DATA LISTING:

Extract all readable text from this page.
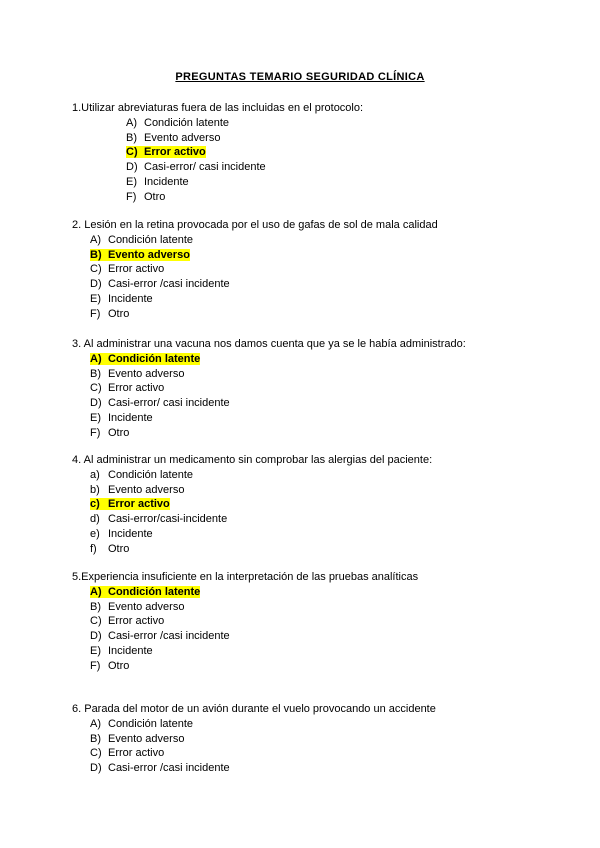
PREGUNTAS TEMARIO SEGURIDAD CLÍNICA
1.Utilizar abreviaturas fuera de las incluidas en el protocolo:
A) Condición latente
B) Evento adverso
C) Error activo
D) Casi-error/ casi incidente
E) Incidente
F) Otro
2. Lesión en la retina provocada por el uso de gafas de sol de mala calidad
A) Condición latente
B) Evento adverso
C) Error activo
D) Casi-error /casi incidente
E) Incidente
F) Otro
3. Al administrar una vacuna nos damos cuenta que ya se le había administrado:
A) Condición latente
B) Evento adverso
C) Error activo
D) Casi-error/ casi incidente
E) Incidente
F) Otro
4. Al administrar un medicamento sin comprobar las alergias del paciente:
a) Condición latente
b) Evento adverso
c) Error activo
d) Casi-error/casi-incidente
e) Incidente
f) Otro
5.Experiencia insuficiente en la interpretación de las pruebas analíticas
A) Condición latente
B) Evento adverso
C) Error activo
D) Casi-error /casi incidente
E) Incidente
F) Otro
6. Parada del motor de un avión durante el vuelo provocando un accidente
A) Condición latente
B) Evento adverso
C) Error activo
D) Casi-error /casi incidente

OBJECTIVE:
Strip the images and reproduce the remaining records precisely.

FULL ANSWER:
Extract all readable text from this page.
PREGUNTAS TEMARIO SEGURIDAD CLÍNICA
1.Utilizar abreviaturas fuera de las incluidas en el protocolo:
A) Condición latente
B) Evento adverso
C) Error activo
D) Casi-error/ casi incidente
E) Incidente
F) Otro
2. Lesión en la retina provocada por el uso de gafas de sol de mala calidad
A) Condición latente
B) Evento adverso
C) Error activo
D) Casi-error /casi incidente
E) Incidente
F) Otro
3. Al administrar una vacuna nos damos cuenta que ya se le había administrado:
A) Condición latente
B) Evento adverso
C) Error activo
D) Casi-error/ casi incidente
E) Incidente
F) Otro
4. Al administrar un medicamento sin comprobar las alergias del paciente:
a) Condición latente
b) Evento adverso
c) Error activo
d) Casi-error/casi-incidente
e) Incidente
f) Otro
5.Experiencia insuficiente en la interpretación de las pruebas analíticas
A) Condición latente
B) Evento adverso
C) Error activo
D) Casi-error /casi incidente
E) Incidente
F) Otro
6. Parada del motor de un avión durante el vuelo provocando un accidente
A) Condición latente
B) Evento adverso
C) Error activo
D) Casi-error /casi incidente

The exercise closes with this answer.